**Directions:** Below are records. Count every line containing the word "BTCUSD" and give the number alone.

**Input data:**
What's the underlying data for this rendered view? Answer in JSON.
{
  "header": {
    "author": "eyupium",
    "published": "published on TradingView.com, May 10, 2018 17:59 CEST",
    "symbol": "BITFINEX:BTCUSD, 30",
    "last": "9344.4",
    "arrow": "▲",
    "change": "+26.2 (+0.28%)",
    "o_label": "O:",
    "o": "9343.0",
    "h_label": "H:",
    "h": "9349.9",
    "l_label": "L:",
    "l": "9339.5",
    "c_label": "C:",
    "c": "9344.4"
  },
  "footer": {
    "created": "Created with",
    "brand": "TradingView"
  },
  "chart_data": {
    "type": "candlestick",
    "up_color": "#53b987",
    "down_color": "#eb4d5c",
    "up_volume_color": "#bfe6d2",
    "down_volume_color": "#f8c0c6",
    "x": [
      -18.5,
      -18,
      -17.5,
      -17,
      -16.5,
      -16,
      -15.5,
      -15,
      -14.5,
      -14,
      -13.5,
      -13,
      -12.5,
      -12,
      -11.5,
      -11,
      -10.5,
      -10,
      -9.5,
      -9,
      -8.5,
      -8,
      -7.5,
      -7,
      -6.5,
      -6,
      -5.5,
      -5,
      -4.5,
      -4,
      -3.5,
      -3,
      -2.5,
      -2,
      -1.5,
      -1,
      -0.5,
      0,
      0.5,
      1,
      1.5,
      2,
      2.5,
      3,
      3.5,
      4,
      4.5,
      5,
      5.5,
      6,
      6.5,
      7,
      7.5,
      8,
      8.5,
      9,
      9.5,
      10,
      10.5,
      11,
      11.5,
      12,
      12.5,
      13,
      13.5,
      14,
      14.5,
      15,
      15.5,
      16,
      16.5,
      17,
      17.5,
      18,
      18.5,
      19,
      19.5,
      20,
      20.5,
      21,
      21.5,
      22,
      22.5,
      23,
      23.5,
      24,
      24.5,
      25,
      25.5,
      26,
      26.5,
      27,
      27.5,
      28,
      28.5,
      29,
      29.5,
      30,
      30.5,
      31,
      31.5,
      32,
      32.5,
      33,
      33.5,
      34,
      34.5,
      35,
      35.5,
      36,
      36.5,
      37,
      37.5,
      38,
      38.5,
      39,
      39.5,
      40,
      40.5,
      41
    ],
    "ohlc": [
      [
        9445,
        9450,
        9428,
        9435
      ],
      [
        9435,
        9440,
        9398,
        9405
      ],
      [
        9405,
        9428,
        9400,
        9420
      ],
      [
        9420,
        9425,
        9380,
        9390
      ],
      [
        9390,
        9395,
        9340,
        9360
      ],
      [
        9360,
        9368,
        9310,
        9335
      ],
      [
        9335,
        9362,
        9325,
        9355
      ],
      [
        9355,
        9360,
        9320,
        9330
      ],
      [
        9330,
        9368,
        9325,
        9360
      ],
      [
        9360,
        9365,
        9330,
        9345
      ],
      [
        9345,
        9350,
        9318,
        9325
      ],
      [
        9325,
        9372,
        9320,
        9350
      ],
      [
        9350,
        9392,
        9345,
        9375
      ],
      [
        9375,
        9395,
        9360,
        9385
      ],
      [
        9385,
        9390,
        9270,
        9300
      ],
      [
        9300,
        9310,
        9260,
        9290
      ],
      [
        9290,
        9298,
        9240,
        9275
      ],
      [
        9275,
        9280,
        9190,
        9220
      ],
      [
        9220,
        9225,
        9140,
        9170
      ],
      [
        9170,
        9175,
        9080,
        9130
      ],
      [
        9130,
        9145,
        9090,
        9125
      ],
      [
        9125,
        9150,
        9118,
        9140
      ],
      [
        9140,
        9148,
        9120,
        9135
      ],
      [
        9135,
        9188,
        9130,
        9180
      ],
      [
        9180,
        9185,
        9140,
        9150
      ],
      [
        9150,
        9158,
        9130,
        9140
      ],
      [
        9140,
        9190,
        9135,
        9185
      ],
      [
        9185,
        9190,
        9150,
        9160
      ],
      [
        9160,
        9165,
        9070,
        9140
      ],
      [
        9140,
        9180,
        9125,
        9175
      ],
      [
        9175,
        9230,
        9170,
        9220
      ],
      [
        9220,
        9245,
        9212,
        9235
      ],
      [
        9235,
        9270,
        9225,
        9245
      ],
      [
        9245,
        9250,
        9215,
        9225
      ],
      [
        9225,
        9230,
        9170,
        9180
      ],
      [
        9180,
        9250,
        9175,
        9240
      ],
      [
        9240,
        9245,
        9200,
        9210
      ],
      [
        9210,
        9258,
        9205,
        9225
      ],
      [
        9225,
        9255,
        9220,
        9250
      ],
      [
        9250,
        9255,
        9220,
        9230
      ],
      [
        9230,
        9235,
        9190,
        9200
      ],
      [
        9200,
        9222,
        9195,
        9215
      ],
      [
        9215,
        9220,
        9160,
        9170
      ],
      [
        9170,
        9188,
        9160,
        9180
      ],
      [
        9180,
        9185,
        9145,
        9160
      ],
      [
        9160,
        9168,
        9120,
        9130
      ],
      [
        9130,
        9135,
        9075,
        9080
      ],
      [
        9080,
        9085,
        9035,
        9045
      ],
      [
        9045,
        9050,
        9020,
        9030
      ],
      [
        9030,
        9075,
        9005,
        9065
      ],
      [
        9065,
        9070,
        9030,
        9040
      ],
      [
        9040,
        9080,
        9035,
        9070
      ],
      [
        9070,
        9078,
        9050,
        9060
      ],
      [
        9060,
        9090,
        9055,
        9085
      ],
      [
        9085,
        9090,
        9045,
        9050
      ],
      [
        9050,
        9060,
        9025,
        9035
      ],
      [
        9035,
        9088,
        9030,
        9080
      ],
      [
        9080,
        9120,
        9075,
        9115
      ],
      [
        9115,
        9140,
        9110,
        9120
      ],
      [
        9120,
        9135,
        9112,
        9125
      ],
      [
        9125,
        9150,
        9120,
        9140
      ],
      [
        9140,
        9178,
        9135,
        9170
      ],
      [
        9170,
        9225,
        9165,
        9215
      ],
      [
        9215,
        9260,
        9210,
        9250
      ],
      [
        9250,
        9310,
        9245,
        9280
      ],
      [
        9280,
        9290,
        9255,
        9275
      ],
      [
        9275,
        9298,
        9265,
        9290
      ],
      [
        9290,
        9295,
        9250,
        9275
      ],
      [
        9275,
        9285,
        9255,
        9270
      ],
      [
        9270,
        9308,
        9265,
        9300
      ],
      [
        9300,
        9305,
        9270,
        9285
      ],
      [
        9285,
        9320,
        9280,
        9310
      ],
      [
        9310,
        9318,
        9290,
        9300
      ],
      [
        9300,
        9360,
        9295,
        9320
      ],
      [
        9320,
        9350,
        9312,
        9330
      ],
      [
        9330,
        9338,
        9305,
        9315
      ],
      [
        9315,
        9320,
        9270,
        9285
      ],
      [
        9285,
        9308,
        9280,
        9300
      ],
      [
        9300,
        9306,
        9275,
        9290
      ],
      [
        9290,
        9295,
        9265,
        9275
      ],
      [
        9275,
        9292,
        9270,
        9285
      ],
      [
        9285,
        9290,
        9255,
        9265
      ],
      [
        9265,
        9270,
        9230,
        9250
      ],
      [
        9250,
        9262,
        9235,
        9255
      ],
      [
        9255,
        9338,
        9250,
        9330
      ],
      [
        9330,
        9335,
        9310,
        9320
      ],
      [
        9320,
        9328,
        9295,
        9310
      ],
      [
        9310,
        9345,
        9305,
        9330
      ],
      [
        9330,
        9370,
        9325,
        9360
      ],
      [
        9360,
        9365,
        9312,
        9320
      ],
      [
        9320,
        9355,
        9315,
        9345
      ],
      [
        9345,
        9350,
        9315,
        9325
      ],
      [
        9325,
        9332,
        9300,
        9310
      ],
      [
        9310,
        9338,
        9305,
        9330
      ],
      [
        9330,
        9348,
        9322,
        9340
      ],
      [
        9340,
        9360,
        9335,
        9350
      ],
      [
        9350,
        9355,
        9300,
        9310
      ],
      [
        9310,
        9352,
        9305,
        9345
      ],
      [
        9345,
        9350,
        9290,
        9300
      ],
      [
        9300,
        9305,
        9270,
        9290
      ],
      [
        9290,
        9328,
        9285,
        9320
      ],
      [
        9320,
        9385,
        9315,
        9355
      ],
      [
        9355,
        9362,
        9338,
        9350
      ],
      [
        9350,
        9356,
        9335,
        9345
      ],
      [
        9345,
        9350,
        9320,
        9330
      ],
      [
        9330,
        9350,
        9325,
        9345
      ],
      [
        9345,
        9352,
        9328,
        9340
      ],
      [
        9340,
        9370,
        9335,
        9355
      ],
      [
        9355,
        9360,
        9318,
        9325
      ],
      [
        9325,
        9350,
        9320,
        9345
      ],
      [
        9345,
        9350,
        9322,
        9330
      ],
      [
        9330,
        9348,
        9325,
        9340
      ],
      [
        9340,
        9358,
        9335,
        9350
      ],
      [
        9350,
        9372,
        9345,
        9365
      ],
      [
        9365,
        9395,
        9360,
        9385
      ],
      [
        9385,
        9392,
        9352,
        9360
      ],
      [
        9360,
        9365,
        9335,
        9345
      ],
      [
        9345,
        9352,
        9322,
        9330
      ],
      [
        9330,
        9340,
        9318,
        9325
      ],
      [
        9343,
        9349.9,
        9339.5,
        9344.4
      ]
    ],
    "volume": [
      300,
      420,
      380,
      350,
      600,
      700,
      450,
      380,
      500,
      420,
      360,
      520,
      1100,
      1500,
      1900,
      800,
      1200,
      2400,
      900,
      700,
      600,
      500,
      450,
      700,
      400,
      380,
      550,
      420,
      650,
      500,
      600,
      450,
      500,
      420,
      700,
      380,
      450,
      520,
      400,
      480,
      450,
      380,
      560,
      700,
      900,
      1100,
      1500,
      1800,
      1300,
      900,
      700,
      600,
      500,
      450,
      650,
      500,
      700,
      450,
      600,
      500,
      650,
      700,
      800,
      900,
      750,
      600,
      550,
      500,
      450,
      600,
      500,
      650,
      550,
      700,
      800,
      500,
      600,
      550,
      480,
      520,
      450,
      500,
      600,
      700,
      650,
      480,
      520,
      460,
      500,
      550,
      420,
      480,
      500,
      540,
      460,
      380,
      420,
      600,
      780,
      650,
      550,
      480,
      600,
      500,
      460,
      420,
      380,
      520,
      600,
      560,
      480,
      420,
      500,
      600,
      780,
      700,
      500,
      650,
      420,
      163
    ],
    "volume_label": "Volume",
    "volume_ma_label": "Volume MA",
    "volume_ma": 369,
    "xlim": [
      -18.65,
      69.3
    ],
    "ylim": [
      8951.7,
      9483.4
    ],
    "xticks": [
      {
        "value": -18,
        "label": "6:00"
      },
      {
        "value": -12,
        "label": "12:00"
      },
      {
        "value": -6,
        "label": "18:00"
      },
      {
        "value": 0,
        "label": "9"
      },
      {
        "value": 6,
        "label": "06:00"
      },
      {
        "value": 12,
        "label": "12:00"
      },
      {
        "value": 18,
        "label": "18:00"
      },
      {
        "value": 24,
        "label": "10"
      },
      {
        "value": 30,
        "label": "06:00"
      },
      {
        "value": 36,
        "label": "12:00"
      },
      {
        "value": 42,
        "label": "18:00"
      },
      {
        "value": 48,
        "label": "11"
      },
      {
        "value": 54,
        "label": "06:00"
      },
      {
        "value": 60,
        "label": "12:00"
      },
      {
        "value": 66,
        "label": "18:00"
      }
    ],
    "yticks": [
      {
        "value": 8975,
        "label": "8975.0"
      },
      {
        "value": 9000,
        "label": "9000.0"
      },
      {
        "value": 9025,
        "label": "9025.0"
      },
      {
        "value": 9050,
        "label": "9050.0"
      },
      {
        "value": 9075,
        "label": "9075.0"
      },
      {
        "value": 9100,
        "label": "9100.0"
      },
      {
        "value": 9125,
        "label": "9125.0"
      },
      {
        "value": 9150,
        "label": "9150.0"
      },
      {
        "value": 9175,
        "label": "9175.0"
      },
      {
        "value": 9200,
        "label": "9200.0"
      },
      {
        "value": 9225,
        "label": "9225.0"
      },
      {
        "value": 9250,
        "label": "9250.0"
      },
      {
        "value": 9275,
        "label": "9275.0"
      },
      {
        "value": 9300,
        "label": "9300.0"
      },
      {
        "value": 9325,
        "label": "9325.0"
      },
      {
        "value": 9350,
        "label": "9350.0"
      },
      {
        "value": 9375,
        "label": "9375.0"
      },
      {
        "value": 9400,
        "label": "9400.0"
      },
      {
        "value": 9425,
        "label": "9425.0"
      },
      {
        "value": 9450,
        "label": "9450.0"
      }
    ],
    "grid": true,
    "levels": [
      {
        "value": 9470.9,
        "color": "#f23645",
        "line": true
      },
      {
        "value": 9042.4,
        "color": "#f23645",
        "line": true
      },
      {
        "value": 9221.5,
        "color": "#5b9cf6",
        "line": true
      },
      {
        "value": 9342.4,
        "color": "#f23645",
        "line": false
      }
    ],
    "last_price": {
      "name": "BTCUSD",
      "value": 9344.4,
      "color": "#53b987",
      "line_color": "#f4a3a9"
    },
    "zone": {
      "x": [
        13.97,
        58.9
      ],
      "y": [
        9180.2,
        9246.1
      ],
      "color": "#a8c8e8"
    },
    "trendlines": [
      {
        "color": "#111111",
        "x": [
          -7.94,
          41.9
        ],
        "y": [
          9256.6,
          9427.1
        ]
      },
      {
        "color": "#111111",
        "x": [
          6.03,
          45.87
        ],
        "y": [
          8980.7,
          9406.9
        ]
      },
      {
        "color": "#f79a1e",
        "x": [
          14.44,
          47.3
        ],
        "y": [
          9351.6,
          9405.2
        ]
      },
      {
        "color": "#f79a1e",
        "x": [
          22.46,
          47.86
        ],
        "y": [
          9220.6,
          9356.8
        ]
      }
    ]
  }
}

**The completed task:** 2